**REQUIRED TASK:** Every line that contains the word "During" should be copied.

**PROVIDED ENTRIES:**
>> START
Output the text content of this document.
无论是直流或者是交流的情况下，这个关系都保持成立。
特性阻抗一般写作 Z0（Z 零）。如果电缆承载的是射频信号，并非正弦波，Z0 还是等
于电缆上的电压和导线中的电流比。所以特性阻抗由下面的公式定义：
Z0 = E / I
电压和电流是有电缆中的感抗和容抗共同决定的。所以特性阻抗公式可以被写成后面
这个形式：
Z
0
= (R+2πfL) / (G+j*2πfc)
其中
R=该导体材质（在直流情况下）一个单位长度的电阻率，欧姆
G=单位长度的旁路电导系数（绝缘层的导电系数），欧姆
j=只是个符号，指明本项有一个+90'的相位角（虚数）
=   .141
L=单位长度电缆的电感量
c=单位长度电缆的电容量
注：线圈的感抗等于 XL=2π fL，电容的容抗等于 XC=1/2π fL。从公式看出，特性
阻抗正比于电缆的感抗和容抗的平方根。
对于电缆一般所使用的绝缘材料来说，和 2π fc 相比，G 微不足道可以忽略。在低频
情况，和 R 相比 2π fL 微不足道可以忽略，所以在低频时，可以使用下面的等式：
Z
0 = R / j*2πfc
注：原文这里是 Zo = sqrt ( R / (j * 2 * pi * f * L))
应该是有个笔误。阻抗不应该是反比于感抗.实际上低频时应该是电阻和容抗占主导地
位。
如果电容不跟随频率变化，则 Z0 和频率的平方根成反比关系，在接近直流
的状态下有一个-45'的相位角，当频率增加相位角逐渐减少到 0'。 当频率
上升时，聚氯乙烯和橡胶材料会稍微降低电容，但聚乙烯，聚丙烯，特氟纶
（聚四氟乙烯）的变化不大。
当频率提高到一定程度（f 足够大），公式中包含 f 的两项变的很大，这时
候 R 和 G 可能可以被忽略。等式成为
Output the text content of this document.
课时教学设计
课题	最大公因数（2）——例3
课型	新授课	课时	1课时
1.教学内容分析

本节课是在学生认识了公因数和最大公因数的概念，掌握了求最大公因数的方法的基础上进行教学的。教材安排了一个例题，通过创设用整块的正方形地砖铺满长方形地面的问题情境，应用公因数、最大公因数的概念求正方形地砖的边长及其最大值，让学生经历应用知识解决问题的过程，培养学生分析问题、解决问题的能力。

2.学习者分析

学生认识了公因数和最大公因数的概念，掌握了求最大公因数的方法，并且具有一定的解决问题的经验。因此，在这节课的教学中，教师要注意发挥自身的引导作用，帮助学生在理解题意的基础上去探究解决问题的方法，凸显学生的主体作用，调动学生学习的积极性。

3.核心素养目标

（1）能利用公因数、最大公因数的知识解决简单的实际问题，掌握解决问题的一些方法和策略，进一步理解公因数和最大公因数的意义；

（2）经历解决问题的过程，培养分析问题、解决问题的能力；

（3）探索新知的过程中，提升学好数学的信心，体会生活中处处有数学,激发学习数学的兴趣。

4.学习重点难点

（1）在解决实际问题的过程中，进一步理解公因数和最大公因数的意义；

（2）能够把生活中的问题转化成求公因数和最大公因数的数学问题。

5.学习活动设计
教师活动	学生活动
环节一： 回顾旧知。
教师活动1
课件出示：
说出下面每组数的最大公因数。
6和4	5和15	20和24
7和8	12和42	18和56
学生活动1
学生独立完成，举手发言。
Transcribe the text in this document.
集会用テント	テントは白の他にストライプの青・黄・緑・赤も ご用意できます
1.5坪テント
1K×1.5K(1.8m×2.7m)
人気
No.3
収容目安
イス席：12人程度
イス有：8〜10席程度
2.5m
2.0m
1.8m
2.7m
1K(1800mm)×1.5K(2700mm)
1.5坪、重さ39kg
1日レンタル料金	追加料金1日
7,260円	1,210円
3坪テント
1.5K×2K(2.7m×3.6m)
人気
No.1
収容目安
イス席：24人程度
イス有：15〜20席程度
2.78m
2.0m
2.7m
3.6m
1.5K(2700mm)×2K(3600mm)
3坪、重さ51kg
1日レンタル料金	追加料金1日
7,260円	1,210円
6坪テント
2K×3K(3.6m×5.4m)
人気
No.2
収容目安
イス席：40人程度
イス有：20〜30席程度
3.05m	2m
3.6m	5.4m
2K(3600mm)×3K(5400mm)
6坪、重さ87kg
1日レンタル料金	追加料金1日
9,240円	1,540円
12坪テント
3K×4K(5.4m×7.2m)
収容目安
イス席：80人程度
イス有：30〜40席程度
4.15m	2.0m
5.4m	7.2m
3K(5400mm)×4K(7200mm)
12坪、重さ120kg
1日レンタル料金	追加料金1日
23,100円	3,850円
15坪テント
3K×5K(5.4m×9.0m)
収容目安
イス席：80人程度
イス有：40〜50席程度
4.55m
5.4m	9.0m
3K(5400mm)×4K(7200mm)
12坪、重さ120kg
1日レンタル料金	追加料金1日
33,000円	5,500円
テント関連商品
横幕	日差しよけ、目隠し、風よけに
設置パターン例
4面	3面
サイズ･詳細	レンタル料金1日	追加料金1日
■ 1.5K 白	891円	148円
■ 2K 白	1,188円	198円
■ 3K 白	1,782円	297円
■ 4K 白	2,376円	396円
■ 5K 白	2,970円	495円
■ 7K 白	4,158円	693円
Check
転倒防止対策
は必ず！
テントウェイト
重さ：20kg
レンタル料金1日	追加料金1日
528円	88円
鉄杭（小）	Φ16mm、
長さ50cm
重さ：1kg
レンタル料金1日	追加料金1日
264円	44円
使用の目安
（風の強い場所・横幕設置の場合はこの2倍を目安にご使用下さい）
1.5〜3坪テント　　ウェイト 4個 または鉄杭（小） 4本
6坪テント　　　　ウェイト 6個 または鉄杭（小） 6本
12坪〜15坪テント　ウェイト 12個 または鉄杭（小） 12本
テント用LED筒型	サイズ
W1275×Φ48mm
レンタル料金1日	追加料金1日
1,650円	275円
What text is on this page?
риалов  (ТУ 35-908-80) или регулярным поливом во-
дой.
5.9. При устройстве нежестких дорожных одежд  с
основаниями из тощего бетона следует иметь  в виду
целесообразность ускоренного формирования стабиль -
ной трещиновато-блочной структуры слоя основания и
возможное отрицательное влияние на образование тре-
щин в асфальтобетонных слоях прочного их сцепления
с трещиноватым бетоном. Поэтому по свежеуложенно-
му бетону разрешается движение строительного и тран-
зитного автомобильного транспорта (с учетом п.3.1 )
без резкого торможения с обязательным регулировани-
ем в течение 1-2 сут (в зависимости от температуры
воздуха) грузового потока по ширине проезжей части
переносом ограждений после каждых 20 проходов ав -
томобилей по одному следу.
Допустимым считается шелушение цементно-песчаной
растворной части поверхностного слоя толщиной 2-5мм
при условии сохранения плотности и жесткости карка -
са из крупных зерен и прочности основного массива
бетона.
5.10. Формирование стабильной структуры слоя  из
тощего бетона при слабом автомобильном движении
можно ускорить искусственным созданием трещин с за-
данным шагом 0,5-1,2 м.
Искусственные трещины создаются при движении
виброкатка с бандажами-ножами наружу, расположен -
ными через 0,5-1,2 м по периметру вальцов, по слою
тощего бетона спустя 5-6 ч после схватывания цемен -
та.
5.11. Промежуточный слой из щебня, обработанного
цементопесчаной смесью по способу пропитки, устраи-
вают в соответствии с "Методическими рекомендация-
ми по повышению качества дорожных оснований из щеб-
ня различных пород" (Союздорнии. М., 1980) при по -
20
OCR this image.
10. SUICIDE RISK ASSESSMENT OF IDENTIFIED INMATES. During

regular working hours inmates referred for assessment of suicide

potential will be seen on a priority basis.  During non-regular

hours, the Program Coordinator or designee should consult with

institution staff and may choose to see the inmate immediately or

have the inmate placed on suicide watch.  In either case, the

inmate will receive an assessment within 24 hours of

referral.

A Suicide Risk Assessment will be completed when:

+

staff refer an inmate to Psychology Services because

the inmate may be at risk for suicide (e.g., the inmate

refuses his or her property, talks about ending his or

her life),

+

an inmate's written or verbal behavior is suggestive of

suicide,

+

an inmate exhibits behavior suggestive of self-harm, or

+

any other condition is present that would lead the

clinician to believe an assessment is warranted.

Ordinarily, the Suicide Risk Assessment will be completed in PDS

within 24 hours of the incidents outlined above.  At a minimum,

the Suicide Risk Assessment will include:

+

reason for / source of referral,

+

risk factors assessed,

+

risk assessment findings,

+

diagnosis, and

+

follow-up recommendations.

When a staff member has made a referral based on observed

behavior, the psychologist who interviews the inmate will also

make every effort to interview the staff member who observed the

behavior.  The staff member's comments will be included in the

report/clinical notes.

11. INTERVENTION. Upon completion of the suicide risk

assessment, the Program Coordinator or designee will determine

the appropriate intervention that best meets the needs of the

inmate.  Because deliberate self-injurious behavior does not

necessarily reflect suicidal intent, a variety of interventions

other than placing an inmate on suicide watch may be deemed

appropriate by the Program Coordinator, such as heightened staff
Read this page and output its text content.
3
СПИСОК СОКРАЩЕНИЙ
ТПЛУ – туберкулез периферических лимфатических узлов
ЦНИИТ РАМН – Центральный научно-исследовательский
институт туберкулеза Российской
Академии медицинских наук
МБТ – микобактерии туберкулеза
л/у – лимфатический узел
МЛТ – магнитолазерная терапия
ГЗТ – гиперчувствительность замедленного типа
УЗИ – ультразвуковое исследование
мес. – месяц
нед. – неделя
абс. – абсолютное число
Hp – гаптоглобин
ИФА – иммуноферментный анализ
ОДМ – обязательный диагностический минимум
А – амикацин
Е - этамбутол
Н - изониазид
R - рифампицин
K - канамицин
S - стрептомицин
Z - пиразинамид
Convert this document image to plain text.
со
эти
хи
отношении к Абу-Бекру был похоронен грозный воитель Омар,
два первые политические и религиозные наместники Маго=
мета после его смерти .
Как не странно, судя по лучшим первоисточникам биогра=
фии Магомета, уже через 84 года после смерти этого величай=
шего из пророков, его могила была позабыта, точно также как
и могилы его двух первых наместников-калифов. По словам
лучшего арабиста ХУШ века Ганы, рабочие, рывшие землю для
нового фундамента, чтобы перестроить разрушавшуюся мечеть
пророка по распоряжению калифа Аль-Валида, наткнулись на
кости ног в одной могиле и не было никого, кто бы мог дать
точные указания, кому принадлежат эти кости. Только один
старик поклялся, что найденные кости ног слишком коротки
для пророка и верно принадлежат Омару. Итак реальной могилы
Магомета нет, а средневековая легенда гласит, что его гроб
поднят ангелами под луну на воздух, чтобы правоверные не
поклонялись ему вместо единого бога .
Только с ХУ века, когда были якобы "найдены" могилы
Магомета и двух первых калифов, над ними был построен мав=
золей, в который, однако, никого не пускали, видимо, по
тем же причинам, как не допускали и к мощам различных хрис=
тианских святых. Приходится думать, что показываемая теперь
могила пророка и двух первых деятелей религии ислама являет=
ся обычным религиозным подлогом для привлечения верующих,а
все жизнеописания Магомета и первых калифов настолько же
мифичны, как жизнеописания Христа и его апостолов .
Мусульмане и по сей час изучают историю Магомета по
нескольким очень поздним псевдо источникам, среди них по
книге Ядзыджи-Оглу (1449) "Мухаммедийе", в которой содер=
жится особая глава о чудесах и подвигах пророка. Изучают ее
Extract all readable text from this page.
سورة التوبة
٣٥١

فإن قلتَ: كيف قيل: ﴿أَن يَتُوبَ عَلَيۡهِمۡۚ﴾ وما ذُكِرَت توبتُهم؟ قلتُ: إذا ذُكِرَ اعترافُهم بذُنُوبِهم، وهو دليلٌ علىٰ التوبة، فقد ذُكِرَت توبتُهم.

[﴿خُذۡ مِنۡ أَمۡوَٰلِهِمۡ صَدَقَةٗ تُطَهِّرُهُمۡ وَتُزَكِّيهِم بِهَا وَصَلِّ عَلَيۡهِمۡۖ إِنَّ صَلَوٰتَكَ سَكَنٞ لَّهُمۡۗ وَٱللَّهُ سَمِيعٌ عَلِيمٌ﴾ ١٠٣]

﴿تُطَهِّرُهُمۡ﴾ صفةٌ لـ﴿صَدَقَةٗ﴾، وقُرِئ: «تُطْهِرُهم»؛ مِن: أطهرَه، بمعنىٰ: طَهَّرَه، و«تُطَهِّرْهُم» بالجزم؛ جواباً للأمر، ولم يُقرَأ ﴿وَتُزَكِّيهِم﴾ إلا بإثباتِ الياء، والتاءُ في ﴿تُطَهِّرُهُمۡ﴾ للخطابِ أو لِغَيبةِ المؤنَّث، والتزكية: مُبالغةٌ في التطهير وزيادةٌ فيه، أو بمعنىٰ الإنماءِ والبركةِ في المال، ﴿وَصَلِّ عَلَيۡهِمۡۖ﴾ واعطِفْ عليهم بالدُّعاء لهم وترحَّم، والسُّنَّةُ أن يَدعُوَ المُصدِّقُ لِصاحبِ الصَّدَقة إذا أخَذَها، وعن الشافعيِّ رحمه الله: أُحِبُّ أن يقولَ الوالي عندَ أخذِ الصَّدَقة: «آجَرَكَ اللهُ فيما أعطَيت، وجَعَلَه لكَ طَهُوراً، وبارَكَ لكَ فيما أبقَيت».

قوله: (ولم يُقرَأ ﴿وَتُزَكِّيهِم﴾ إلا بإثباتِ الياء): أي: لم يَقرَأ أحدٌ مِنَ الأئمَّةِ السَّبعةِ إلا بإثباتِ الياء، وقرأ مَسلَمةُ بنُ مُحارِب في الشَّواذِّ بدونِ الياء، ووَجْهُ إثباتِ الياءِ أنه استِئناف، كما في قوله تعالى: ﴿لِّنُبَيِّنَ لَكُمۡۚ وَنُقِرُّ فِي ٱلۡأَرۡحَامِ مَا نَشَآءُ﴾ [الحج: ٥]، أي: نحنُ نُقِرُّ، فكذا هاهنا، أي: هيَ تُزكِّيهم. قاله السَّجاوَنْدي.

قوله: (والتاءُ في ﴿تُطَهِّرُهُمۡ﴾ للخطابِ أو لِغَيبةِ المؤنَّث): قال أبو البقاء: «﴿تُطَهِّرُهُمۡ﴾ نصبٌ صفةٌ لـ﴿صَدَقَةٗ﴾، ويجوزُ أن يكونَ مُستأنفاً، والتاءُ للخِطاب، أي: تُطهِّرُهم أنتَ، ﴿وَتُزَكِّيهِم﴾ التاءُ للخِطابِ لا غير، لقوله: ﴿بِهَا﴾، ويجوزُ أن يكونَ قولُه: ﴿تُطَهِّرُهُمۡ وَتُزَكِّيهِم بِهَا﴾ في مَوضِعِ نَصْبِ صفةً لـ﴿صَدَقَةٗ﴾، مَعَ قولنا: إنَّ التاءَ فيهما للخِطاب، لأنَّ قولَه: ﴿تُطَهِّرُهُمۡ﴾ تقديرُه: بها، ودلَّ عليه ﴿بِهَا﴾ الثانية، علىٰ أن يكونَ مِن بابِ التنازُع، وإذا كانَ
>> END
**RESULT OF THE EXERCISE:**
10. SUICIDE RISK ASSESSMENT OF IDENTIFIED INMATES. During
potential will be seen on a priority basis.  During non-regular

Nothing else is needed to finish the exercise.